[What to work on] Give the number of lines in the records below that include "value". Reply with that number alone.

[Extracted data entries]
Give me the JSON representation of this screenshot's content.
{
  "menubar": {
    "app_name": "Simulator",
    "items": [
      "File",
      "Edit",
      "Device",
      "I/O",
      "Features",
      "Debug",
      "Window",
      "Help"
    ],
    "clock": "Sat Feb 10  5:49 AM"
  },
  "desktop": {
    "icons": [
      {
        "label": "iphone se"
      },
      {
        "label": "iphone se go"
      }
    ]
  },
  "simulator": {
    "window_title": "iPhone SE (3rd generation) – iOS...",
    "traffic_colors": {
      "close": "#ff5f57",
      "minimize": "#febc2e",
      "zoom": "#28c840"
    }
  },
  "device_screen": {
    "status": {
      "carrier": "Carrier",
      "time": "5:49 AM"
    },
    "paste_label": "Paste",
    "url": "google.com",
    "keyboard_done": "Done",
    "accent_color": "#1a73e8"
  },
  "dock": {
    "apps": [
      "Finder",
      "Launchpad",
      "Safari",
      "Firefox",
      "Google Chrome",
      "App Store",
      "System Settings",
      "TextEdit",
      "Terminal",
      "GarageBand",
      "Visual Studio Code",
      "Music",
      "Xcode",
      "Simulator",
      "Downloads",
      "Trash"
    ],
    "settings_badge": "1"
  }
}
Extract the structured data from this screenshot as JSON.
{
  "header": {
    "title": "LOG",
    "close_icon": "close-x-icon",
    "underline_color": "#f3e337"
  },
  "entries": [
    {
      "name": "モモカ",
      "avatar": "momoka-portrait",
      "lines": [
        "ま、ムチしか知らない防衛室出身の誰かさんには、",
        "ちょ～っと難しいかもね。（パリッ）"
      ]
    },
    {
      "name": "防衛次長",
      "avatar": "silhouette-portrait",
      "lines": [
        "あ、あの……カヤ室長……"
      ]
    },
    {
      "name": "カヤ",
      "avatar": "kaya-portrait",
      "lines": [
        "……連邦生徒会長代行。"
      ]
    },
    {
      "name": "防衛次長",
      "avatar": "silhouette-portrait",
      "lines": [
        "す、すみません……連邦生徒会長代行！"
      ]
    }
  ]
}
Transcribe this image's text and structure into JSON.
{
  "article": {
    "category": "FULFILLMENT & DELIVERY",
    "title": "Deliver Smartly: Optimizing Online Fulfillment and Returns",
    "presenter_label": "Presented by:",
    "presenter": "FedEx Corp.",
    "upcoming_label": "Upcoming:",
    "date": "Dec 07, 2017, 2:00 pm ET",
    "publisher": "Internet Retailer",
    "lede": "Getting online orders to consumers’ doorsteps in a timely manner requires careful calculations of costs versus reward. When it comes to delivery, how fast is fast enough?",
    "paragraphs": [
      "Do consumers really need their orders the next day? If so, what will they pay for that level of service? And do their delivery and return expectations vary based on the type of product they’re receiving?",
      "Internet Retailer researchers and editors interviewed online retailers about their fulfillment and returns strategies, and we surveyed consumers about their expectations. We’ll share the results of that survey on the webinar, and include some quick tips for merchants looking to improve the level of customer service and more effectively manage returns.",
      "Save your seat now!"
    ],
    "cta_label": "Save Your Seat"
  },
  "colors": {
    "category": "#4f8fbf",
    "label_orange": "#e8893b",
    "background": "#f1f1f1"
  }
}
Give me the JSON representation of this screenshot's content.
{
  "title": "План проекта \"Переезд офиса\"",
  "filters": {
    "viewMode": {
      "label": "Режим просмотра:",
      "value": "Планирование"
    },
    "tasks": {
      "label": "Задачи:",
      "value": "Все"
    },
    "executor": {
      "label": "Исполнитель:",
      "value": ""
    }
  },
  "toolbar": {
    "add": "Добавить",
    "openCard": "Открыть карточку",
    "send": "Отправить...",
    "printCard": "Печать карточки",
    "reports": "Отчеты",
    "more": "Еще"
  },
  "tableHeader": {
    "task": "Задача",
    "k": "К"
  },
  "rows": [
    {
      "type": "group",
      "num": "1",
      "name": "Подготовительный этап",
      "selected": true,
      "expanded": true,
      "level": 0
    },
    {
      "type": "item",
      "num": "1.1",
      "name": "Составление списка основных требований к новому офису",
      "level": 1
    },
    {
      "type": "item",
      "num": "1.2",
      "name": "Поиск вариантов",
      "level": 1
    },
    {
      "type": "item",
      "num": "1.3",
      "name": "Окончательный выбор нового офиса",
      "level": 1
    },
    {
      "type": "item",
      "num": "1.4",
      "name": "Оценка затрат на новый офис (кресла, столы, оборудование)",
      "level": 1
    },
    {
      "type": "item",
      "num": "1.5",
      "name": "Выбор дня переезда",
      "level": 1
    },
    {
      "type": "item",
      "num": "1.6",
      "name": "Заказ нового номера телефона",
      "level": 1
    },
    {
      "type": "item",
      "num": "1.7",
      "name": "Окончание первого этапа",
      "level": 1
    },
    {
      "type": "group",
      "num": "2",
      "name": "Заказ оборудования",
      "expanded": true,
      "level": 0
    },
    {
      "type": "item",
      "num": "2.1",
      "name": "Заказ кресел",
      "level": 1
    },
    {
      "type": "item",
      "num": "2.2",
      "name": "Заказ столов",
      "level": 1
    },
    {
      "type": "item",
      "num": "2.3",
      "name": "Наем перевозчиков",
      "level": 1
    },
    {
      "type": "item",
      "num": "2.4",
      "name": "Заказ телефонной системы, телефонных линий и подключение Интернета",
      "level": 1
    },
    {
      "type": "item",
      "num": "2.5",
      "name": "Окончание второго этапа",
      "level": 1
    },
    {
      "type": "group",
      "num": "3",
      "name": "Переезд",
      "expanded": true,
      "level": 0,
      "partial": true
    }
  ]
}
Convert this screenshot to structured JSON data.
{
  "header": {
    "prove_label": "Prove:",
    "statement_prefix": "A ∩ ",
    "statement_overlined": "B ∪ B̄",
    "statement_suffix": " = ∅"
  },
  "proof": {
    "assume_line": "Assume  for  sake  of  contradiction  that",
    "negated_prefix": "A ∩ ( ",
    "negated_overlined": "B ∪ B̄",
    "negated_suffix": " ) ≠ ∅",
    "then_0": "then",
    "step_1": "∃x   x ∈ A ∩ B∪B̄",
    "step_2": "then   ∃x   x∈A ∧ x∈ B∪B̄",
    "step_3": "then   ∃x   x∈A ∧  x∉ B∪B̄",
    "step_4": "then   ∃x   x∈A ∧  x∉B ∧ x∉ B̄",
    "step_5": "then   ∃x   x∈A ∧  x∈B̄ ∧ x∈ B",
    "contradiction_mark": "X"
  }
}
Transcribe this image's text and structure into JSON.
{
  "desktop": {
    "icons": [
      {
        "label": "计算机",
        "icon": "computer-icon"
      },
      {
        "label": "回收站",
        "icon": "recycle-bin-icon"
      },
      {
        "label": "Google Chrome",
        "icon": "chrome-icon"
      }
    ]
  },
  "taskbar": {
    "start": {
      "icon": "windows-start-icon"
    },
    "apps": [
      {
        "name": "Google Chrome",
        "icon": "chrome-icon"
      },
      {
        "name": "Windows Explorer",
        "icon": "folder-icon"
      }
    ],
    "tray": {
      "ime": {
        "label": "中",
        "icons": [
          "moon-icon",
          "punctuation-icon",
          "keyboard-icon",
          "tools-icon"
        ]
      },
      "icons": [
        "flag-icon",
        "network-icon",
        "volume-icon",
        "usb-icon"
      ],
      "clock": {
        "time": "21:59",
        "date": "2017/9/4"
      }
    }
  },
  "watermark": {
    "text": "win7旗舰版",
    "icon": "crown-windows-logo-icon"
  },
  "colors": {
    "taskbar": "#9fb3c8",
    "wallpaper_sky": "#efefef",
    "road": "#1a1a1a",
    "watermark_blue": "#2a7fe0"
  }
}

[Answer to the problem] 3